-------- Available records

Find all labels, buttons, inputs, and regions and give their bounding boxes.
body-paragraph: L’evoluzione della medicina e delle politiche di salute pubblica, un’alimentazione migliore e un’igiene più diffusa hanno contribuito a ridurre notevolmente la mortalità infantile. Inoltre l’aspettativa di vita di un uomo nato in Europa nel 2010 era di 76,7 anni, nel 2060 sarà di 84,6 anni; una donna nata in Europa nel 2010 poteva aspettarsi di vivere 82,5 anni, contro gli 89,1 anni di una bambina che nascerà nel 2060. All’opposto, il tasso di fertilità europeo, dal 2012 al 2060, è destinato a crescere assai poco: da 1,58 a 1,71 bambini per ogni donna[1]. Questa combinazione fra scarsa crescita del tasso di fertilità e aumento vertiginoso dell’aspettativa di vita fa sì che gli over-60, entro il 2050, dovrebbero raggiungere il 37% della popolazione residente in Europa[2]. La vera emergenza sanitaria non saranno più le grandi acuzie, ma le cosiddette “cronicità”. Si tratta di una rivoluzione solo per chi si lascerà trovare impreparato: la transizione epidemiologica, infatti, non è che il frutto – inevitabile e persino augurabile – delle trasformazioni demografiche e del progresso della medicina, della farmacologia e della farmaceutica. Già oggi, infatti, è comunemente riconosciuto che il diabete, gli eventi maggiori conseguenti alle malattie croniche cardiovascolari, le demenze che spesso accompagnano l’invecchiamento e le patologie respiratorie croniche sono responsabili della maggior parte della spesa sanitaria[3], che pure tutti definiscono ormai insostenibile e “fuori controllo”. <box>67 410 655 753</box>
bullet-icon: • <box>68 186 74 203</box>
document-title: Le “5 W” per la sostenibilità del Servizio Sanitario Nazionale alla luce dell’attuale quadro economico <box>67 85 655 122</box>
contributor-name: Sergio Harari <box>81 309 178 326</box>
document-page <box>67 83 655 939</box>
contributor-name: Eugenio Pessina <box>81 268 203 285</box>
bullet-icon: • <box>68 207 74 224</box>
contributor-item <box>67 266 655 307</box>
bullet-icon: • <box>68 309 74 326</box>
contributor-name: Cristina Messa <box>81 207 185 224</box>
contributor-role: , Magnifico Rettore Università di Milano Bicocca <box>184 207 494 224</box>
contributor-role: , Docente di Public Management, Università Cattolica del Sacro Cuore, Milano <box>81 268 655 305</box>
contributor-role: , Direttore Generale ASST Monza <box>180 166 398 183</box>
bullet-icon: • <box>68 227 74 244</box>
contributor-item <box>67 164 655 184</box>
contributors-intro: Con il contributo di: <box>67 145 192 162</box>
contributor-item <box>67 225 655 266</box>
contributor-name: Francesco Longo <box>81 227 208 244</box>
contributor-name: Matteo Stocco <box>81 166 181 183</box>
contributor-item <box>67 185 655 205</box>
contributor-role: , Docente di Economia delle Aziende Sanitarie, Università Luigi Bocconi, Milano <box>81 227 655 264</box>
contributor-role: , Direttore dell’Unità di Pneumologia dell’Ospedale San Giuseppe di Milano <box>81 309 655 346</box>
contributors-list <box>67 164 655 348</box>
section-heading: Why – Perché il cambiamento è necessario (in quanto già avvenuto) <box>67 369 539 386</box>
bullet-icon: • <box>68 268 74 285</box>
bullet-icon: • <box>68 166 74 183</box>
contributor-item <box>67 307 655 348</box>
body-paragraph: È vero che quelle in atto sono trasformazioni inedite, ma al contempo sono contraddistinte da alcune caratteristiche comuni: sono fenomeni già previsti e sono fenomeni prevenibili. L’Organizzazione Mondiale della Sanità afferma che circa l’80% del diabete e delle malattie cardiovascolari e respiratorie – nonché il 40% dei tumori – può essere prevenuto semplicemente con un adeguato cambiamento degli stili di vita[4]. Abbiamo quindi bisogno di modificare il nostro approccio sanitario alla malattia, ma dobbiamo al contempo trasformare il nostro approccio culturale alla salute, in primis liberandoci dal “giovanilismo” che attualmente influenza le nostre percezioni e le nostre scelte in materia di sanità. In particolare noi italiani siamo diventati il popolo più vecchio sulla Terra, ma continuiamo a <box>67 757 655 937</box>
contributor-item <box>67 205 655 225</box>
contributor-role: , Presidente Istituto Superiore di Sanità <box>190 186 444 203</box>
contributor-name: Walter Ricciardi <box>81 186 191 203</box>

----------------

_Exercise goal_. Repeat the data. Keep every word the same.

_Written response_.
Find all labels, buttons, inputs, and regions and give their bounding boxes.
body-paragraph: L’evoluzione della medicina e delle politiche di salute pubblica, un’alimentazione migliore e un’igiene più diffusa hanno contribuito a ridurre notevolmente la mortalità infantile. Inoltre l’aspettativa di vita di un uomo nato in Europa nel 2010 era di 76,7 anni, nel 2060 sarà di 84,6 anni; una donna nata in Europa nel 2010 poteva aspettarsi di vivere 82,5 anni, contro gli 89,1 anni di una bambina che nascerà nel 2060. All’opposto, il tasso di fertilità europeo, dal 2012 al 2060, è destinato a crescere assai poco: da 1,58 a 1,71 bambini per ogni donna[1]. Questa combinazione fra scarsa crescita del tasso di fertilità e aumento vertiginoso dell’aspettativa di vita fa sì che gli over-60, entro il 2050, dovrebbero raggiungere il 37% della popolazione residente in Europa[2]. La vera emergenza sanitaria non saranno più le grandi acuzie, ma le cosiddette “cronicità”. Si tratta di una rivoluzione solo per chi si lascerà trovare impreparato: la transizione epidemiologica, infatti, non è che il frutto – inevitabile e persino augurabile – delle trasformazioni demografiche e del progresso della medicina, della farmacologia e della farmaceutica. Già oggi, infatti, è comunemente riconosciuto che il diabete, gli eventi maggiori conseguenti alle malattie croniche cardiovascolari, le demenze che spesso accompagnano l’invecchiamento e le patologie respiratorie croniche sono responsabili della maggior parte della spesa sanitaria[3], che pure tutti definiscono ormai insostenibile e “fuori controllo”. <box>67 410 655 753</box>
bullet-icon: • <box>68 186 74 203</box>
document-title: Le “5 W” per la sostenibilità del Servizio Sanitario Nazionale alla luce dell’attuale quadro economico <box>67 85 655 122</box>
contributor-name: Sergio Harari <box>81 309 178 326</box>
document-page <box>67 83 655 939</box>
contributor-name: Eugenio Pessina <box>81 268 203 285</box>
bullet-icon: • <box>68 207 74 224</box>
contributor-item <box>67 266 655 307</box>
bullet-icon: • <box>68 309 74 326</box>
contributor-name: Cristina Messa <box>81 207 185 224</box>
contributor-role: , Magnifico Rettore Università di Milano Bicocca <box>184 207 494 224</box>
contributor-role: , Docente di Public Management, Università Cattolica del Sacro Cuore, Milano <box>81 268 655 305</box>
contributor-role: , Direttore Generale ASST Monza <box>180 166 398 183</box>
bullet-icon: • <box>68 227 74 244</box>
contributor-item <box>67 164 655 184</box>
contributors-intro: Con il contributo di: <box>67 145 192 162</box>
contributor-item <box>67 225 655 266</box>
contributor-name: Francesco Longo <box>81 227 208 244</box>
contributor-name: Matteo Stocco <box>81 166 181 183</box>
contributor-item <box>67 185 655 205</box>
contributor-role: , Docente di Economia delle Aziende Sanitarie, Università Luigi Bocconi, Milano <box>81 227 655 264</box>
contributor-role: , Direttore dell’Unità di Pneumologia dell’Ospedale San Giuseppe di Milano <box>81 309 655 346</box>
contributors-list <box>67 164 655 348</box>
section-heading: Why – Perché il cambiamento è necessario (in quanto già avvenuto) <box>67 369 539 386</box>
bullet-icon: • <box>68 268 74 285</box>
bullet-icon: • <box>68 166 74 183</box>
contributor-item <box>67 307 655 348</box>
body-paragraph: È vero che quelle in atto sono trasformazioni inedite, ma al contempo sono contraddistinte da alcune caratteristiche comuni: sono fenomeni già previsti e sono fenomeni prevenibili. L’Organizzazione Mondiale della Sanità afferma che circa l’80% del diabete e delle malattie cardiovascolari e respiratorie – nonché il 40% dei tumori – può essere prevenuto semplicemente con un adeguato cambiamento degli stili di vita[4]. Abbiamo quindi bisogno di modificare il nostro approccio sanitario alla malattia, ma dobbiamo al contempo trasformare il nostro approccio culturale alla salute, in primis liberandoci dal “giovanilismo” che attualmente influenza le nostre percezioni e le nostre scelte in materia di sanità. In particolare noi italiani siamo diventati il popolo più vecchio sulla Terra, ma continuiamo a <box>67 757 655 937</box>
contributor-item <box>67 205 655 225</box>
contributor-role: , Presidente Istituto Superiore di Sanità <box>190 186 444 203</box>
contributor-name: Walter Ricciardi <box>81 186 191 203</box>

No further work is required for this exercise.